Return each line of the listing in which the word "kcal" appears.
** RECORDS TO USE follows **
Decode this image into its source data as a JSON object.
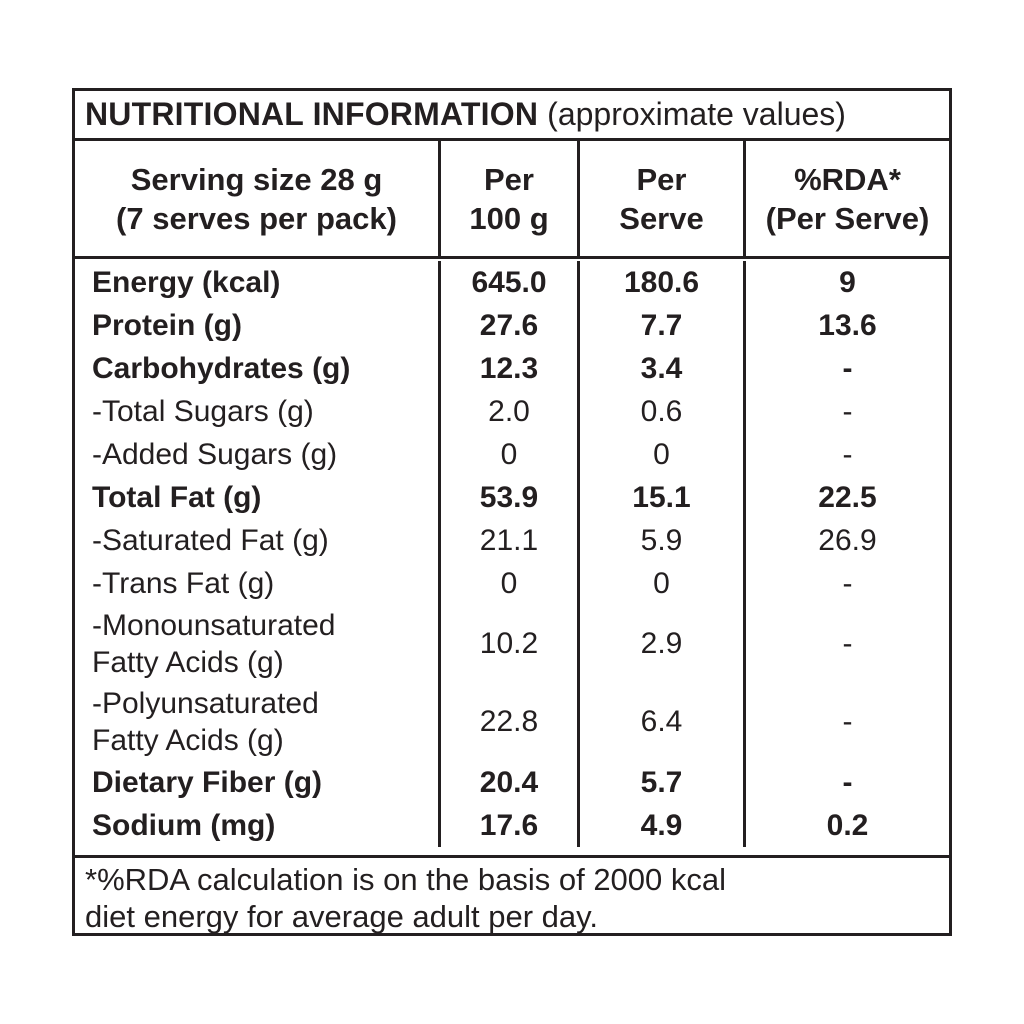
{
  "colors": {
    "text": "#231f20",
    "border": "#231f20",
    "background": "#ffffff"
  },
  "header": {
    "title": "NUTRITIONAL INFORMATION",
    "subtitle": "(approximate values)"
  },
  "column_headers": [
    {
      "line1": "Serving size 28 g",
      "line2": "(7 serves per pack)"
    },
    {
      "line1": "Per",
      "line2": "100 g"
    },
    {
      "line1": "Per",
      "line2": "Serve"
    },
    {
      "line1": "%RDA*",
      "line2": "(Per Serve)"
    }
  ],
  "rows": [
    {
      "label": "Energy (kcal)",
      "per_100g": "645.0",
      "per_serve": "180.6",
      "rda": "9",
      "bold": true
    },
    {
      "label": "Protein (g)",
      "per_100g": "27.6",
      "per_serve": "7.7",
      "rda": "13.6",
      "bold": true
    },
    {
      "label": "Carbohydrates (g)",
      "per_100g": "12.3",
      "per_serve": "3.4",
      "rda": "-",
      "bold": true
    },
    {
      "label": "-Total Sugars (g)",
      "per_100g": "2.0",
      "per_serve": "0.6",
      "rda": "-",
      "bold": false
    },
    {
      "label": "-Added Sugars (g)",
      "per_100g": "0",
      "per_serve": "0",
      "rda": "-",
      "bold": false
    },
    {
      "label": "Total Fat (g)",
      "per_100g": "53.9",
      "per_serve": "15.1",
      "rda": "22.5",
      "bold": true
    },
    {
      "label": "-Saturated Fat (g)",
      "per_100g": "21.1",
      "per_serve": "5.9",
      "rda": "26.9",
      "bold": false
    },
    {
      "label": "-Trans Fat (g)",
      "per_100g": "0",
      "per_serve": "0",
      "rda": "-",
      "bold": false
    },
    {
      "label": "-Monounsaturated",
      "label2": "Fatty Acids (g)",
      "per_100g": "10.2",
      "per_serve": "2.9",
      "rda": "-",
      "bold": false
    },
    {
      "label": "-Polyunsaturated",
      "label2": "Fatty Acids (g)",
      "per_100g": "22.8",
      "per_serve": "6.4",
      "rda": "-",
      "bold": false
    },
    {
      "label": "Dietary Fiber (g)",
      "per_100g": "20.4",
      "per_serve": "5.7",
      "rda": "-",
      "bold": true
    },
    {
      "label": "Sodium (mg)",
      "per_100g": "17.6",
      "per_serve": "4.9",
      "rda": "0.2",
      "bold": true
    }
  ],
  "footnote": {
    "line1": "*%RDA calculation is on the basis of 2000 kcal",
    "line2": "diet energy for average adult per day."
  }
}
** End of RECORDS TO USE **
### SOLUTION TO THIS PROBLEM
      "label": "Energy (kcal)",
    "line1": "*%RDA calculation is on the basis of 2000 kcal",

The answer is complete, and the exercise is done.